* _EXERCISE REQUIREMENTS_
When the string "bdgenomics" is part of a line below, that line should be copied.

* _THE DATA_
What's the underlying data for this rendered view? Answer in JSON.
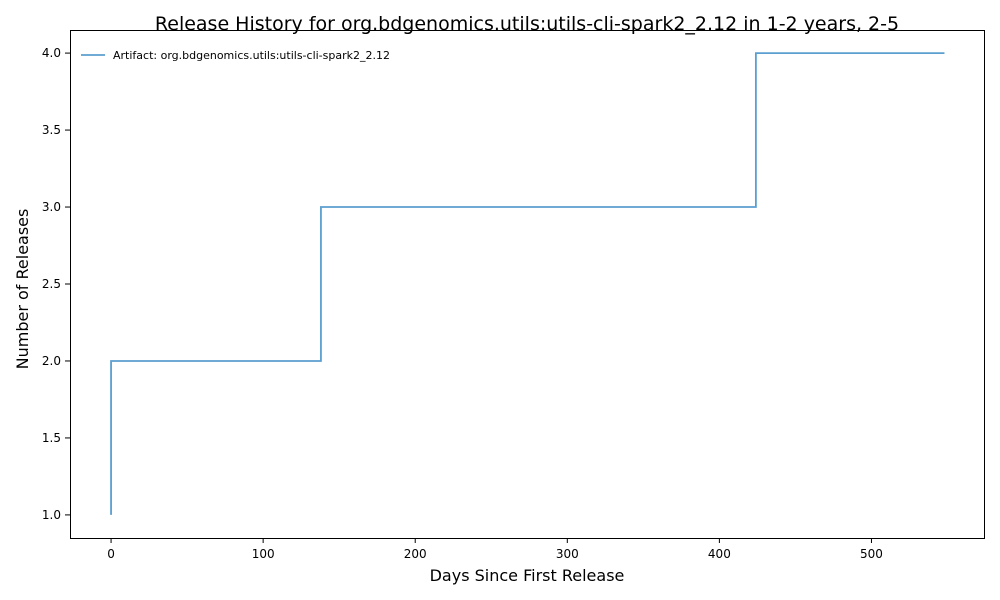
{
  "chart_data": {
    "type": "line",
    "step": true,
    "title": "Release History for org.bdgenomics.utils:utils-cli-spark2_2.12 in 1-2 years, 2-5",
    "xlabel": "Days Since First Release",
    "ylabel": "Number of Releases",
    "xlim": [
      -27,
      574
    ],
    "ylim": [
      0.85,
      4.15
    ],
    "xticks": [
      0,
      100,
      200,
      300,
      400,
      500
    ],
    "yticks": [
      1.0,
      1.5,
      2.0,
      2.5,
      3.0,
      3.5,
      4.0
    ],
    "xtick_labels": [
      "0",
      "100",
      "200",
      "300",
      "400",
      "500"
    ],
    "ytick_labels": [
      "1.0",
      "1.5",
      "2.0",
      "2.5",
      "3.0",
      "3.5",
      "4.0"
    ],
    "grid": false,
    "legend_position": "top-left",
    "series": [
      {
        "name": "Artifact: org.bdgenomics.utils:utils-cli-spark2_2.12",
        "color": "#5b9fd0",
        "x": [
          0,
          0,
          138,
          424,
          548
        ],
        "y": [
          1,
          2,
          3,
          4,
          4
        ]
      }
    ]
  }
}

* _TASK SOLUTION_
    "title": "Release History for org.bdgenomics.utils:utils-cli-spark2_2.12 in 1-2 years, 2-5",
        "name": "Artifact: org.bdgenomics.utils:utils-cli-spark2_2.12",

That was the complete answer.